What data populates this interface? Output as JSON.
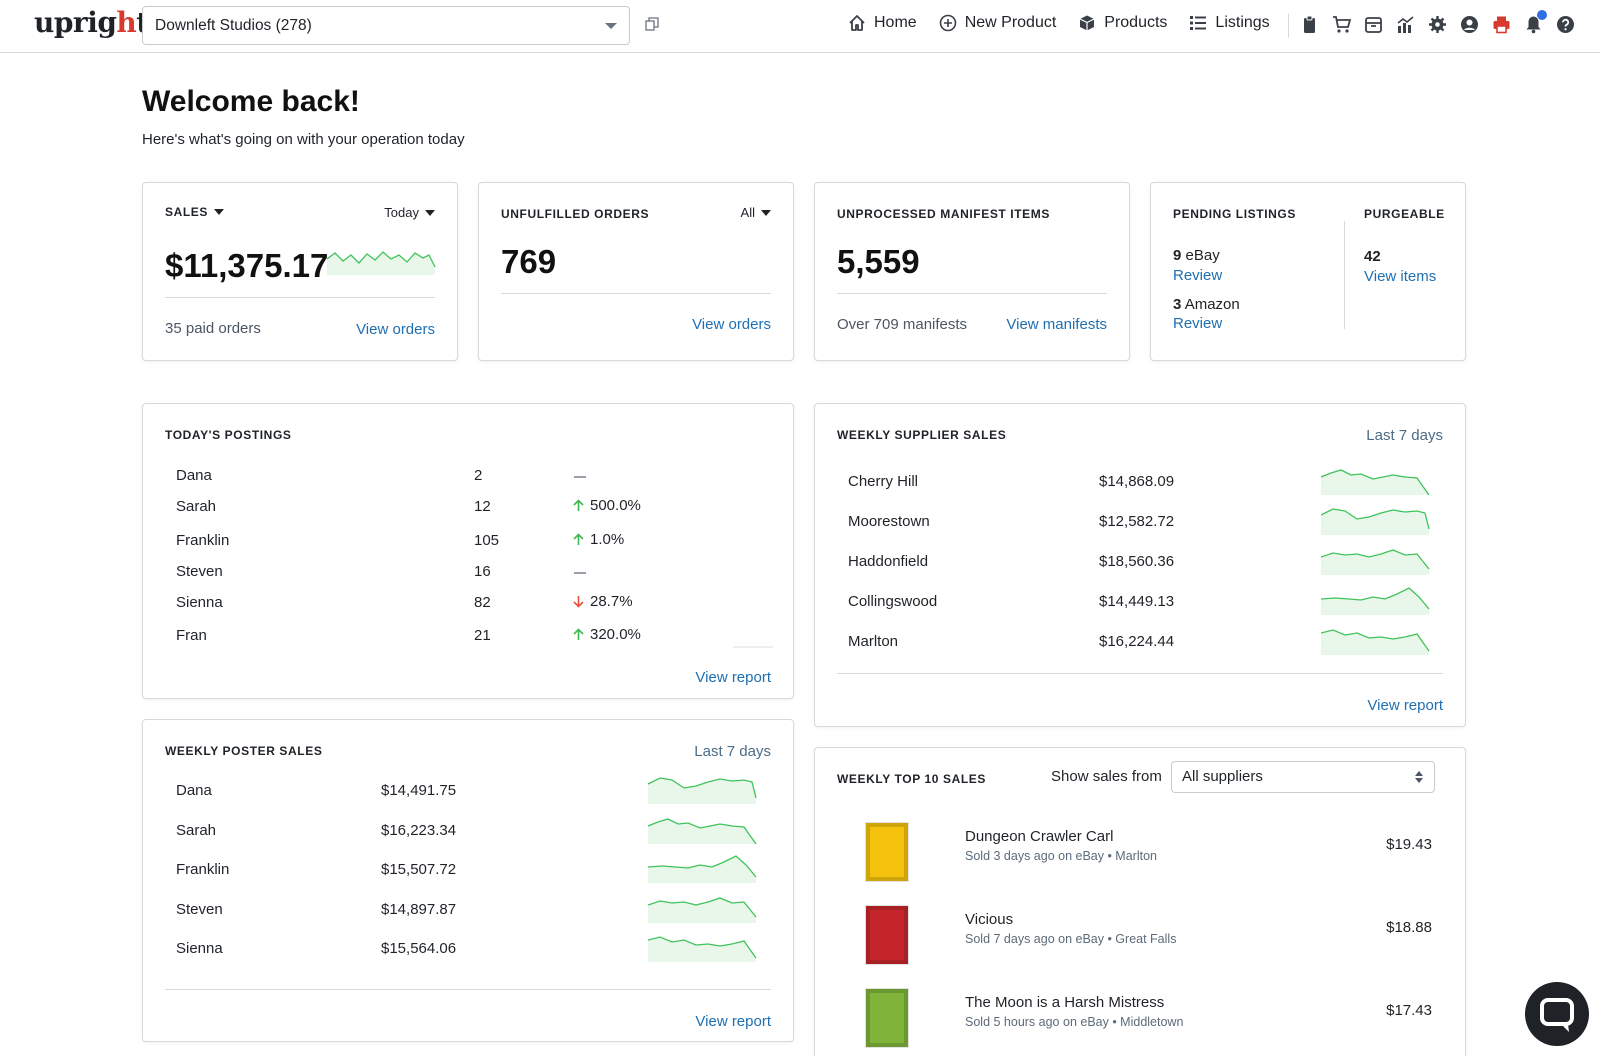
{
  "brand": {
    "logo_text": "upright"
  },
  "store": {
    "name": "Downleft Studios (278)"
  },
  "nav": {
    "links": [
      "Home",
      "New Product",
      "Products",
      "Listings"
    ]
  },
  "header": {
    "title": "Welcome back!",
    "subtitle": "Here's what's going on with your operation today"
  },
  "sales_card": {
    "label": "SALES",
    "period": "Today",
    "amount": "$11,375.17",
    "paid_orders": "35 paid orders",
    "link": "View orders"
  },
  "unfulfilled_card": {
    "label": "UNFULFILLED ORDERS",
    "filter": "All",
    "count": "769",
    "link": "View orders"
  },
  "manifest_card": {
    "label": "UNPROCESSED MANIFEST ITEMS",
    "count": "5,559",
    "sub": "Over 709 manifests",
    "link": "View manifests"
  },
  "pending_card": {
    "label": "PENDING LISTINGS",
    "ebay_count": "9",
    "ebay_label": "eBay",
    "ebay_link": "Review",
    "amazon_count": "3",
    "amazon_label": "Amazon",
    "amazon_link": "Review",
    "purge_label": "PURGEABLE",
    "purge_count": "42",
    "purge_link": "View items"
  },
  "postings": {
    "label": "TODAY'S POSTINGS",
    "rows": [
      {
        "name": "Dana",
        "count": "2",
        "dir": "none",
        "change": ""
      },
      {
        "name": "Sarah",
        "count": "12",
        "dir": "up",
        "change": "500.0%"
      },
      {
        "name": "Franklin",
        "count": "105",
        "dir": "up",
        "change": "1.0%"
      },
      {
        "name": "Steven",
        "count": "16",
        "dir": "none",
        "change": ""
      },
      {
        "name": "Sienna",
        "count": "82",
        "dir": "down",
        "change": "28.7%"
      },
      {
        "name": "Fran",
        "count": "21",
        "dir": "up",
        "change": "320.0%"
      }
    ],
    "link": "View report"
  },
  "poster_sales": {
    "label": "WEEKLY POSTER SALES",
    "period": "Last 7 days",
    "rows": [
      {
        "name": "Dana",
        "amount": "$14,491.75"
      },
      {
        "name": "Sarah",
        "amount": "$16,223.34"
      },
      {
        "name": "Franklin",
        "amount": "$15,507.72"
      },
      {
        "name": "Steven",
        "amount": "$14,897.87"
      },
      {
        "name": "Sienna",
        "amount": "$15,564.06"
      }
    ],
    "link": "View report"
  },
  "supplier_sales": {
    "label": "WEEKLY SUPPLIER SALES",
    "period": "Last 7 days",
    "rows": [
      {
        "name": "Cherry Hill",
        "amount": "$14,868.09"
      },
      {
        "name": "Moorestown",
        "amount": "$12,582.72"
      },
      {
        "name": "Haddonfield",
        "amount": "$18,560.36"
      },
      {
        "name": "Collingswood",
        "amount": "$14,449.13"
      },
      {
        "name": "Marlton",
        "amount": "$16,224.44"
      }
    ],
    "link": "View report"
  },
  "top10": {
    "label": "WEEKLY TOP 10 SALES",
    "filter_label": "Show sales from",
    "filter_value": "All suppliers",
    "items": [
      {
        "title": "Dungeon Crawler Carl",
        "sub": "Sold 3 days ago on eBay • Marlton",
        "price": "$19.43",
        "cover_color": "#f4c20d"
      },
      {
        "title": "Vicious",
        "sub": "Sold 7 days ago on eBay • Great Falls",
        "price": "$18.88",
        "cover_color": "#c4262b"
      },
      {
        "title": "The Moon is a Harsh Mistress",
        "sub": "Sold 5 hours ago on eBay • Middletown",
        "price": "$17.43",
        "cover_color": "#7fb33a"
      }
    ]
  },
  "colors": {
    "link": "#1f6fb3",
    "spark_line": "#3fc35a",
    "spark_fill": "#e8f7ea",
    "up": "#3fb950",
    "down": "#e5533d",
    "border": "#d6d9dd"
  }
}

-- -- --

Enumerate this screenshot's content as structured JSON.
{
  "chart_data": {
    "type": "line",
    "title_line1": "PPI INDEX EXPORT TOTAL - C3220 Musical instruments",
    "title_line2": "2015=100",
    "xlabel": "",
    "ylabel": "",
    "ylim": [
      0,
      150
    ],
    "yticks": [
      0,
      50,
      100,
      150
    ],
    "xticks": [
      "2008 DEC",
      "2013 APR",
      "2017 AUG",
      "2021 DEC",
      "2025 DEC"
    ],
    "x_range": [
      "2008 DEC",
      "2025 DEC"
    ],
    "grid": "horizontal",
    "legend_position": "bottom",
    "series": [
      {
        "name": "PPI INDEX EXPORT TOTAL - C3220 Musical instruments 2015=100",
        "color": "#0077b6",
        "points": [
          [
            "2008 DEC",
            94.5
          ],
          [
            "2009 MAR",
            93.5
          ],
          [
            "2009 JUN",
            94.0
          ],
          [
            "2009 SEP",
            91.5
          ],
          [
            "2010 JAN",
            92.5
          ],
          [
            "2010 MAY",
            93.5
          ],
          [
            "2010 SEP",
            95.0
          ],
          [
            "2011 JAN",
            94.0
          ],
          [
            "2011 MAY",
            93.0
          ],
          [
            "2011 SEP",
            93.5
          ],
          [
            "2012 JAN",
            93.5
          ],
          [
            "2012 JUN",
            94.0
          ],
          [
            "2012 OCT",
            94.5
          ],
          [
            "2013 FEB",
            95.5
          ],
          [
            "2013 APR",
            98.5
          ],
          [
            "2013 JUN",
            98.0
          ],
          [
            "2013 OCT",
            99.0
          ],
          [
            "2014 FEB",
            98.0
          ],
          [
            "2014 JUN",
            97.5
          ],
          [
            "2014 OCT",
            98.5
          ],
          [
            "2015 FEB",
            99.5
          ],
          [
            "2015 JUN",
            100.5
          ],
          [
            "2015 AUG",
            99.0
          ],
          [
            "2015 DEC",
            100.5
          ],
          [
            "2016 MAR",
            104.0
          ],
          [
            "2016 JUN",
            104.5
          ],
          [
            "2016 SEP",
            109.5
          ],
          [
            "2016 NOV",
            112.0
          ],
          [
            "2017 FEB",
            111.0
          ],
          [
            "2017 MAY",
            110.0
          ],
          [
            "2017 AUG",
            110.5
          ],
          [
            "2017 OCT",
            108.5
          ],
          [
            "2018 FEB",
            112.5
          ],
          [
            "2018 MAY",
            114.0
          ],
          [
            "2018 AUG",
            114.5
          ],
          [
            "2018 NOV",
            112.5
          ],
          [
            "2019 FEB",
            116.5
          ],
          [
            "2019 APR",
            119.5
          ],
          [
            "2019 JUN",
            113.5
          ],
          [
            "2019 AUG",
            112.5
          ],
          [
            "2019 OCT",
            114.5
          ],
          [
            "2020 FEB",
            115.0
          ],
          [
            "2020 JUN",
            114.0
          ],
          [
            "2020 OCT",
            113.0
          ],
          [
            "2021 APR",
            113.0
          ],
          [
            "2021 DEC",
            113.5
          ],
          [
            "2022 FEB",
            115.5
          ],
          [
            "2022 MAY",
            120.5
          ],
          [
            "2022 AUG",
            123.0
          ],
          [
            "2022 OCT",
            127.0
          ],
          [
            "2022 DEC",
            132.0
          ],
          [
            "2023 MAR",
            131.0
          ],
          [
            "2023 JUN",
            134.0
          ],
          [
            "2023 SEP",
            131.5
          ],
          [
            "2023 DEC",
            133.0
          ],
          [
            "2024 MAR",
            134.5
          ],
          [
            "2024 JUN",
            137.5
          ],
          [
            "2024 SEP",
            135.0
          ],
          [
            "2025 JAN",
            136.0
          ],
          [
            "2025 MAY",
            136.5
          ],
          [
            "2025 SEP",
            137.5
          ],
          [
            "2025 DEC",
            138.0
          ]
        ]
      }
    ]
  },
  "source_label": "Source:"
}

-- -- --

# Exercise description
Filter the records above for lines containing the word "this", and copy those lines.

# Completed exercise
What data populates this interface? Output as JSON.
Enumerate this screenshot's content as structured JSON.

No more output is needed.